Gather up every line that includes the string "Mean".

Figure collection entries
_ _ _

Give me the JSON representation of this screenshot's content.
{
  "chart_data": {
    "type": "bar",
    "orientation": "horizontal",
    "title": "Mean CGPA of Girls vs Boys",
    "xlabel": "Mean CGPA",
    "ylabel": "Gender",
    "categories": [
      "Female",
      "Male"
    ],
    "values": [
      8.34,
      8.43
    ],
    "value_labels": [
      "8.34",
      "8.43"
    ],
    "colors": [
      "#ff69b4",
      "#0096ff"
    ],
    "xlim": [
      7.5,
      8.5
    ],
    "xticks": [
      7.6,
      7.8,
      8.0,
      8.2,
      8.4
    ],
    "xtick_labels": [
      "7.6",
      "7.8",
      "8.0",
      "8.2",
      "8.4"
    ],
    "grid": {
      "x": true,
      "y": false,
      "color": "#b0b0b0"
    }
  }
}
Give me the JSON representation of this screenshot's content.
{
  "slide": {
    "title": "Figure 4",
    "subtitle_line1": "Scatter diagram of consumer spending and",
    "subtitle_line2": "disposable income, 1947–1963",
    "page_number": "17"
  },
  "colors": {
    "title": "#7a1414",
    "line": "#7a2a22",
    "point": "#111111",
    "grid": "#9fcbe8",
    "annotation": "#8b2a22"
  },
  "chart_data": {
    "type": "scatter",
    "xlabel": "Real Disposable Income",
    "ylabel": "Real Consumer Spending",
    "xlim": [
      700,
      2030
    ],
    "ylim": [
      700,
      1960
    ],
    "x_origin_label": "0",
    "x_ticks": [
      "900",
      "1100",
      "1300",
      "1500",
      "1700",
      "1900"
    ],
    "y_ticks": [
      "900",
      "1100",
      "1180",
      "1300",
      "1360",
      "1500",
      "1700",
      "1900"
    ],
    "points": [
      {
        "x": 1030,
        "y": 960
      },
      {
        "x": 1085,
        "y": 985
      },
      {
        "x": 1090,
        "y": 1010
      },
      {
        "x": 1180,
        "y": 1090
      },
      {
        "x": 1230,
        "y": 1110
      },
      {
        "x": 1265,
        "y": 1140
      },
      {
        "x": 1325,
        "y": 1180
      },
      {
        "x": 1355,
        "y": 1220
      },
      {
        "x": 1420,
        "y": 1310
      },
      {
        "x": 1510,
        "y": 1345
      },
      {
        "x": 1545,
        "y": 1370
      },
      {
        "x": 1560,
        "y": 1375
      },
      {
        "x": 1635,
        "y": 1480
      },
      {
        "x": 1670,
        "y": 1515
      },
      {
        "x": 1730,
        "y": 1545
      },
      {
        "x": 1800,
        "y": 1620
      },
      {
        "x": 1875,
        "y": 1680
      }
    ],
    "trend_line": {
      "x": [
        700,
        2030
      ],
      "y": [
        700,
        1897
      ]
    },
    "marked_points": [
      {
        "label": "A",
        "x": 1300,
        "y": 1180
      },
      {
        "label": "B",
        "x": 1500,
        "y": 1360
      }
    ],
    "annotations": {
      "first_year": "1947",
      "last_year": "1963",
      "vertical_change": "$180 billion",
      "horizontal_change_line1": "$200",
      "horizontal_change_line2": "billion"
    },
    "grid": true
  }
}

_ _ _

WRITTEN ANSWER:
    "title": "Mean CGPA of Girls vs Boys",
    "xlabel": "Mean CGPA",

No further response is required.